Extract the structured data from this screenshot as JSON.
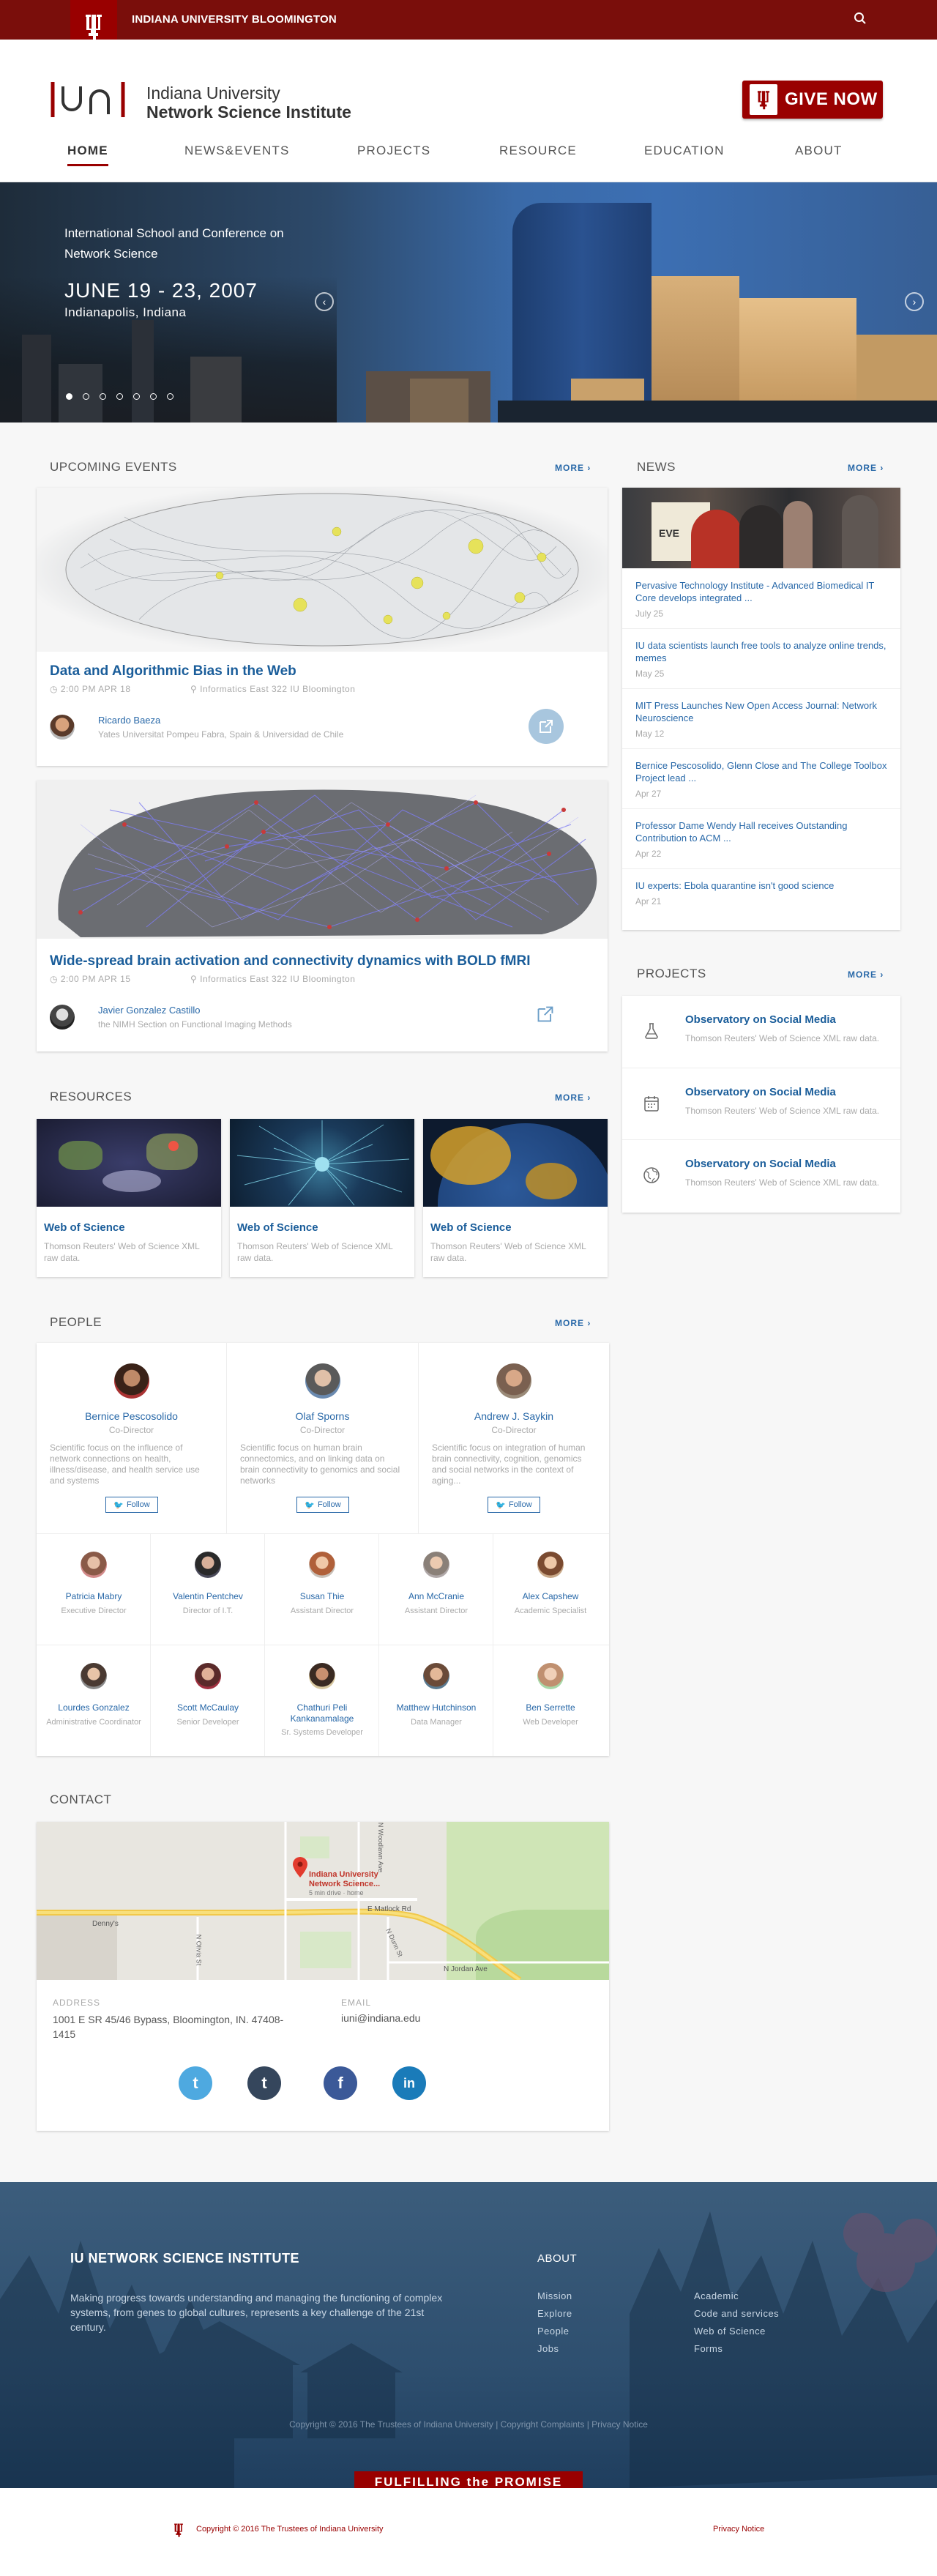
{
  "topbar": {
    "title": "INDIANA UNIVERSITY BLOOMINGTON"
  },
  "header": {
    "org_line1": "Indiana University",
    "org_line2": "Network Science Institute",
    "give_label": "GIVE NOW"
  },
  "nav": [
    "HOME",
    "NEWS&EVENTS",
    "PROJECTS",
    "RESOURCE",
    "EDUCATION",
    "ABOUT"
  ],
  "hero": {
    "subtitle": "International School and Conference on Network Science",
    "date": "JUNE 19 - 23, 2007",
    "place": "Indianapolis, Indiana",
    "dots": 7,
    "active_dot": 0
  },
  "events": {
    "heading": "UPCOMING EVENTS",
    "more": "MORE ›",
    "items": [
      {
        "title": "Data and Algorithmic Bias in the Web",
        "time": "2:00 PM  APR 18",
        "location": "Informatics East 322  IU Bloomington",
        "speaker": "Ricardo Baeza",
        "affiliation": "Yates Universitat Pompeu Fabra, Spain & Universidad de Chile"
      },
      {
        "title": "Wide-spread brain activation and connectivity dynamics with BOLD fMRI",
        "time": "2:00 PM  APR 15",
        "location": "Informatics East 322  IU Bloomington",
        "speaker": "Javier Gonzalez Castillo",
        "affiliation": "the NIMH Section on Functional Imaging Methods"
      }
    ]
  },
  "news": {
    "heading": "NEWS",
    "more": "MORE ›",
    "items": [
      {
        "title": "Pervasive Technology Institute - Advanced Biomedical IT Core develops integrated ...",
        "date": "July 25"
      },
      {
        "title": "IU data scientists launch free tools to analyze online trends, memes",
        "date": "May 25"
      },
      {
        "title": "MIT Press Launches New Open Access Journal: Network Neuroscience",
        "date": "May 12"
      },
      {
        "title": "Bernice Pescosolido, Glenn Close and The College Toolbox Project lead ...",
        "date": "Apr 27"
      },
      {
        "title": "Professor Dame Wendy Hall receives Outstanding Contribution to ACM ...",
        "date": "Apr 22"
      },
      {
        "title": "IU experts: Ebola quarantine isn't good science",
        "date": "Apr 21"
      }
    ]
  },
  "projects": {
    "heading": "PROJECTS",
    "more": "MORE ›",
    "items": [
      {
        "title": "Observatory on Social Media",
        "desc": "Thomson Reuters' Web of Science XML raw data.",
        "icon": "flask-icon"
      },
      {
        "title": "Observatory on Social Media",
        "desc": "Thomson Reuters' Web of Science XML raw data.",
        "icon": "calendar-icon"
      },
      {
        "title": "Observatory on Social Media",
        "desc": "Thomson Reuters' Web of Science XML raw data.",
        "icon": "globe-icon"
      }
    ]
  },
  "resources": {
    "heading": "RESOURCES",
    "more": "MORE ›",
    "items": [
      {
        "title": "Web of Science",
        "desc": "Thomson Reuters' Web of Science XML raw data."
      },
      {
        "title": "Web of Science",
        "desc": "Thomson Reuters' Web of Science XML raw data."
      },
      {
        "title": "Web of Science",
        "desc": "Thomson Reuters' Web of Science XML raw data."
      }
    ]
  },
  "people": {
    "heading": "PEOPLE",
    "more": "MORE ›",
    "follow": "Follow",
    "leads": [
      {
        "name": "Bernice Pescosolido",
        "role": "Co-Director",
        "desc": "Scientific focus on the influence of network connections on health, illness/disease, and health service use and systems"
      },
      {
        "name": "Olaf Sporns",
        "role": "Co-Director",
        "desc": "Scientific focus on human brain connectomics, and on linking data on brain connectivity to genomics and social networks"
      },
      {
        "name": "Andrew J. Saykin",
        "role": "Co-Director",
        "desc": "Scientific focus on integration of human brain connectivity, cognition, genomics and social networks in the context of aging..."
      }
    ],
    "staff_row1": [
      {
        "name": "Patricia Mabry",
        "role": "Executive Director"
      },
      {
        "name": "Valentin Pentchev",
        "role": "Director of I.T."
      },
      {
        "name": "Susan Thie",
        "role": "Assistant Director"
      },
      {
        "name": "Ann McCranie",
        "role": "Assistant Director"
      },
      {
        "name": "Alex Capshew",
        "role": "Academic Specialist"
      }
    ],
    "staff_row2": [
      {
        "name": "Lourdes Gonzalez",
        "role": "Administrative Coordinator"
      },
      {
        "name": "Scott McCaulay",
        "role": "Senior Developer"
      },
      {
        "name": "Chathuri Peli Kankanamalage",
        "role": "Sr. Systems Developer"
      },
      {
        "name": "Matthew Hutchinson",
        "role": "Data Manager"
      },
      {
        "name": "Ben Serrette",
        "role": "Web Developer"
      }
    ]
  },
  "contact": {
    "heading": "CONTACT",
    "map_pin_label": "Indiana University Network Science...",
    "map_pin_sub": "5 min drive · home",
    "map_streets": [
      "E Matlock Rd",
      "Denny's",
      "N Olivia St",
      "N Jordan Ave",
      "N Woodlawn Ave",
      "N Dunn St"
    ],
    "address_label": "ADDRESS",
    "address": "1001 E SR 45/46 Bypass, Bloomington, IN. 47408-1415",
    "email_label": "EMAIL",
    "email": "iuni@indiana.edu",
    "social": [
      {
        "name": "twitter",
        "color": "#4ea9e0",
        "glyph": "t"
      },
      {
        "name": "tumblr",
        "color": "#35465c",
        "glyph": "t"
      },
      {
        "name": "facebook",
        "color": "#3b5998",
        "glyph": "f"
      },
      {
        "name": "linkedin",
        "color": "#1a7bb9",
        "glyph": "in"
      }
    ]
  },
  "footer": {
    "title": "IU NETWORK SCIENCE INSTITUTE",
    "mission": "Making progress towards understanding and managing the functioning of complex systems, from genes to global cultures, represents a key challenge of the 21st century.",
    "about_heading": "ABOUT",
    "col1": [
      "Mission",
      "Explore",
      "People",
      "Jobs"
    ],
    "col2": [
      "Academic",
      "Code and services",
      "Web of Science",
      "Forms"
    ],
    "copyright": "Copyright © 2016 The Trustees of Indiana University | Copyright Complaints | Privacy Notice",
    "banner": "FULFILLING the PROMISE"
  },
  "bottom": {
    "copyright_prefix": "Copyright © 2016 The Trustees of ",
    "copyright_link": "Indiana University",
    "privacy": "Privacy Notice"
  },
  "colors": {
    "crimson": "#990000",
    "link": "#2868a8",
    "footer": "#2e4f6f"
  }
}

* * * * * * * * *

Every line above that holds the word "Pescosolido" needs to be copied.

• RESPONSE AREA:
        "title": "Bernice Pescosolido, Glenn Close and The College Toolbox Project lead ...",
        "name": "Bernice Pescosolido",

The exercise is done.